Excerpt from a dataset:
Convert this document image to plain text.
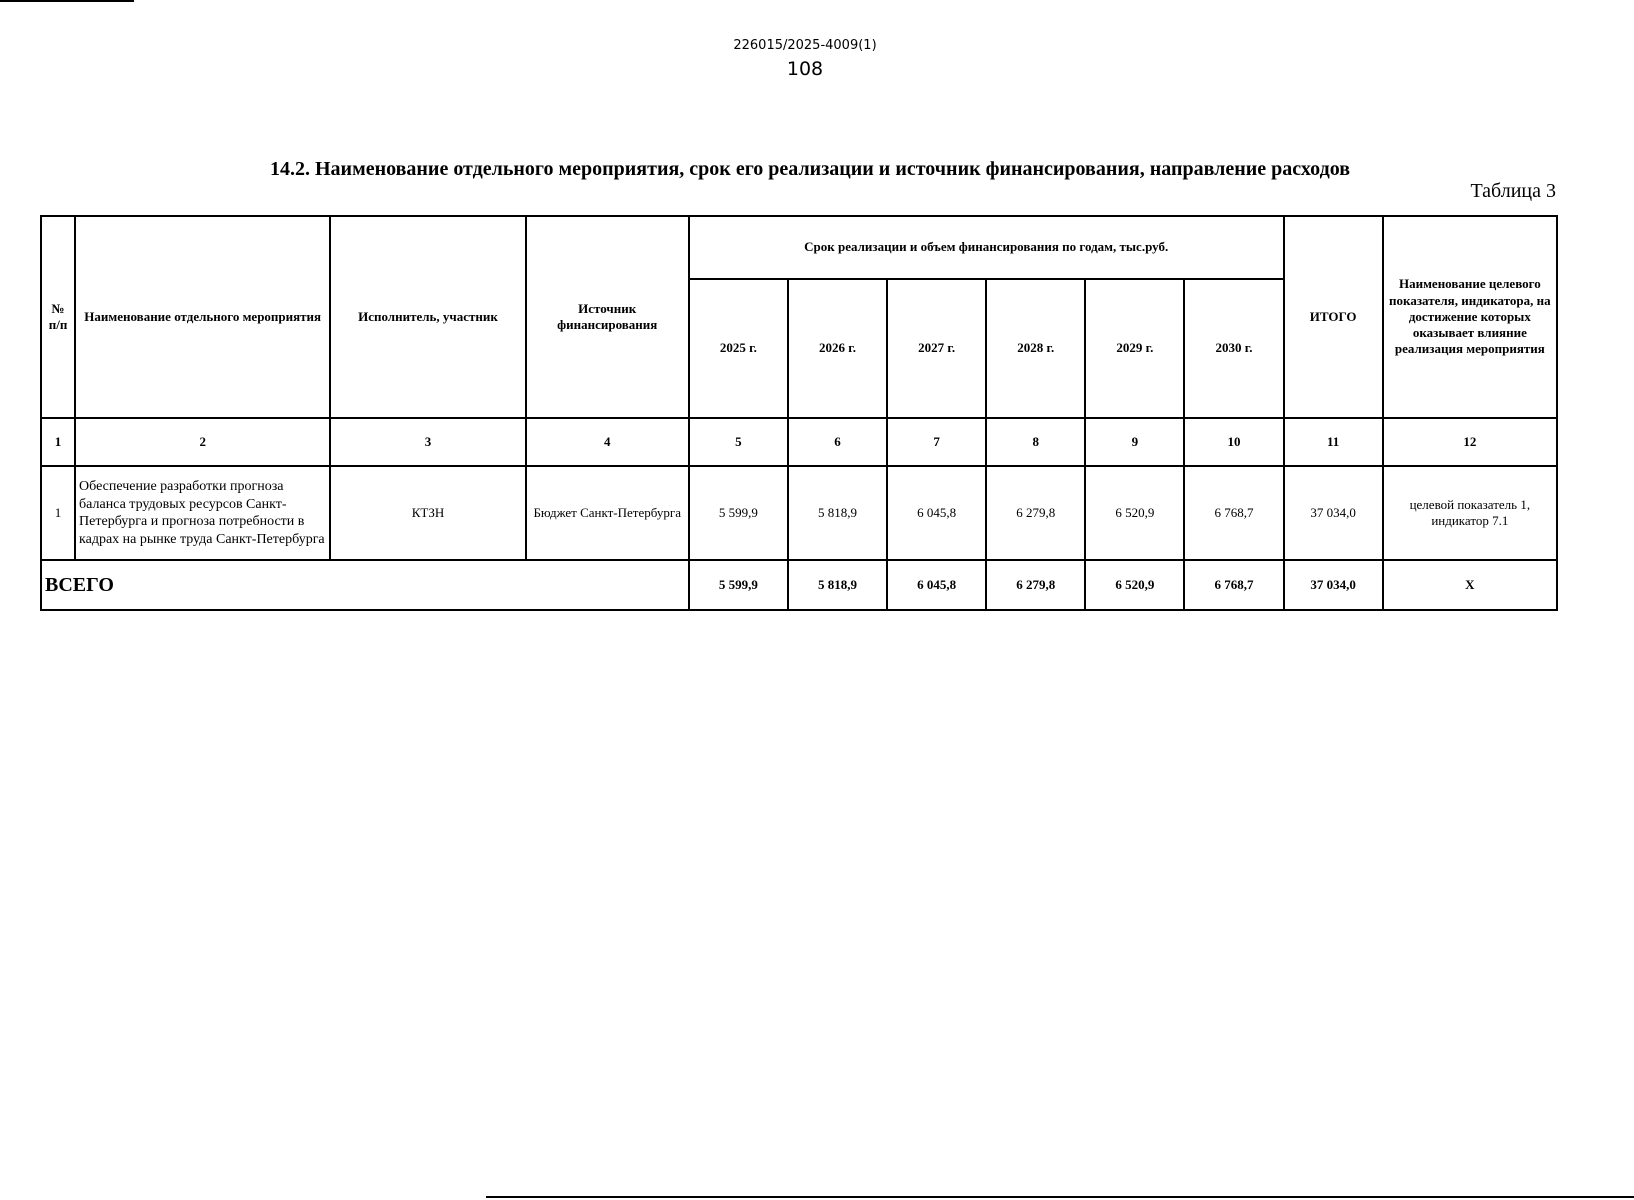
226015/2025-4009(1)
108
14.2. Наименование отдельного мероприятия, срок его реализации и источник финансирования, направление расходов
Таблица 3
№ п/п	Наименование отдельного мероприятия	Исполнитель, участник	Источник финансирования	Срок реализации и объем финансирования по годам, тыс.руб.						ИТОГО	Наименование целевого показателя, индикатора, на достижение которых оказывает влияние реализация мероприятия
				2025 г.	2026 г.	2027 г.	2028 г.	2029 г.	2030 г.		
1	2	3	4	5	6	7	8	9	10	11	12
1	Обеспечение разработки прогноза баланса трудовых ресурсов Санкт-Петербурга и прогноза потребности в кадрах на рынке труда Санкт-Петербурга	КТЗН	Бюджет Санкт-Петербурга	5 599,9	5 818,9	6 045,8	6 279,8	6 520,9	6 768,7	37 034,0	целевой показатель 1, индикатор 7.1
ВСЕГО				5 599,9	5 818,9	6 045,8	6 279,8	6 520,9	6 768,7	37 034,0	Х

* * *

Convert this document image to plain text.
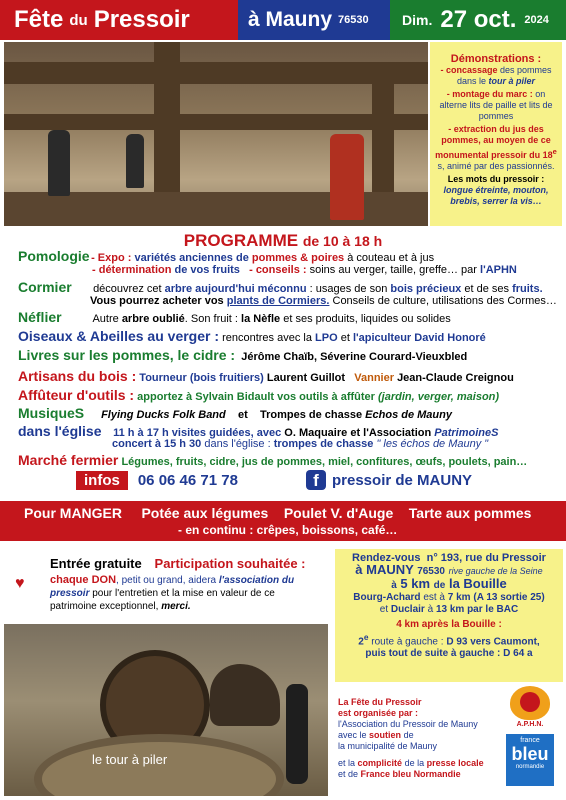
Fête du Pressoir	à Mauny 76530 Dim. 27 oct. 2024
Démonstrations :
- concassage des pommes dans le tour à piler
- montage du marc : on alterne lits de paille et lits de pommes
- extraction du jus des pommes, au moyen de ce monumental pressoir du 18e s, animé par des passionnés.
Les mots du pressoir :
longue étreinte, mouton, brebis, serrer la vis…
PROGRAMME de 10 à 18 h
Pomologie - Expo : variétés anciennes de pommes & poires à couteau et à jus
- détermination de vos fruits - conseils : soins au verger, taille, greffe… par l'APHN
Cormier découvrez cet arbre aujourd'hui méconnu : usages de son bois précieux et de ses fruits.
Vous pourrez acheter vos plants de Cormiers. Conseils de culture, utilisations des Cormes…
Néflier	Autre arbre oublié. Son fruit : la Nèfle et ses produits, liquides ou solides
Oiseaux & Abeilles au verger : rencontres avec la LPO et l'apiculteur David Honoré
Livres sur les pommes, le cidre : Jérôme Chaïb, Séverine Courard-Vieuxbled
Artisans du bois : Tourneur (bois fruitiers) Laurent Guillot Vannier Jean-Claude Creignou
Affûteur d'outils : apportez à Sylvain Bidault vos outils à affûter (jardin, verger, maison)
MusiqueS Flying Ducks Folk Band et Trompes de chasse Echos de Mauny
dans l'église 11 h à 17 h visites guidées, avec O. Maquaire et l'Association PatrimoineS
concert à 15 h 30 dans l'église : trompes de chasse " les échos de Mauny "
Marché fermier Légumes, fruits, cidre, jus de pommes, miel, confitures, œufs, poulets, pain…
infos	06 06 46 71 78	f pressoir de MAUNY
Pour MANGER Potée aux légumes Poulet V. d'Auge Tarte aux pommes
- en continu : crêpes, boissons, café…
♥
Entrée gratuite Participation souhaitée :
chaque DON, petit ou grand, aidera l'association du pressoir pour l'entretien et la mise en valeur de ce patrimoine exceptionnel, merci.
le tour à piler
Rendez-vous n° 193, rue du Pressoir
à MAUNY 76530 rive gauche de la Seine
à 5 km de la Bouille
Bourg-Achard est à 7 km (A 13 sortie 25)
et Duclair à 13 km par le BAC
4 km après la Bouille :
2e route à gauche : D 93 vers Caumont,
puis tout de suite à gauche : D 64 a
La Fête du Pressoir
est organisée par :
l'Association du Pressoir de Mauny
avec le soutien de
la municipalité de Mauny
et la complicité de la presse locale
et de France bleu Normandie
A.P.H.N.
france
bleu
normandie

==

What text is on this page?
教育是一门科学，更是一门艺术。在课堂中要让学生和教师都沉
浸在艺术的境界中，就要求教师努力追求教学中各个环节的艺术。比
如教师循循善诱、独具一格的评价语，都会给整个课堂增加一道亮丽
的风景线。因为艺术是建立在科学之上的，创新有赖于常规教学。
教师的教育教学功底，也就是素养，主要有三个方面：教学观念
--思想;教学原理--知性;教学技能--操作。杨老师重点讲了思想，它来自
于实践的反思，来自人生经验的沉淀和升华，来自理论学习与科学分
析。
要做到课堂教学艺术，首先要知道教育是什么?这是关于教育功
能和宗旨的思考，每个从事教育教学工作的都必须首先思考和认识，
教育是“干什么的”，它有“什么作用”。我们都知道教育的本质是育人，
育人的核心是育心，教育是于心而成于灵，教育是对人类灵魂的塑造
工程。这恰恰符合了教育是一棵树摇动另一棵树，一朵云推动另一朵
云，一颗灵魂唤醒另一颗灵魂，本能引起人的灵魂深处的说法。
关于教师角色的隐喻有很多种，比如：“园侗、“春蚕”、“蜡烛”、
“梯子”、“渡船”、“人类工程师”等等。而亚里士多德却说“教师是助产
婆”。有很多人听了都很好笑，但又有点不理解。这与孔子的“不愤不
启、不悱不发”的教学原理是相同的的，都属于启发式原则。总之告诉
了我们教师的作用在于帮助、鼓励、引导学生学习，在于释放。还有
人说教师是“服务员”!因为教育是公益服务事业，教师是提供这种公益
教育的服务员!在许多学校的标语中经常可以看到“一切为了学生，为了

- **Direction**: Copy out the lines in which the string "отдельного" appears.

- **The reply**:
14.2. Наименование отдельного мероприятия, срок его реализации и источник финансирования, направление расходов
№ п/п	Наименование отдельного мероприятия	Исполнитель, участник	Источник финансирования	Срок реализации и объем финансирования по годам, тыс.руб.						ИТОГО	Наименование целевого показателя, индикатора, на достижение которых оказывает влияние реализация мероприятия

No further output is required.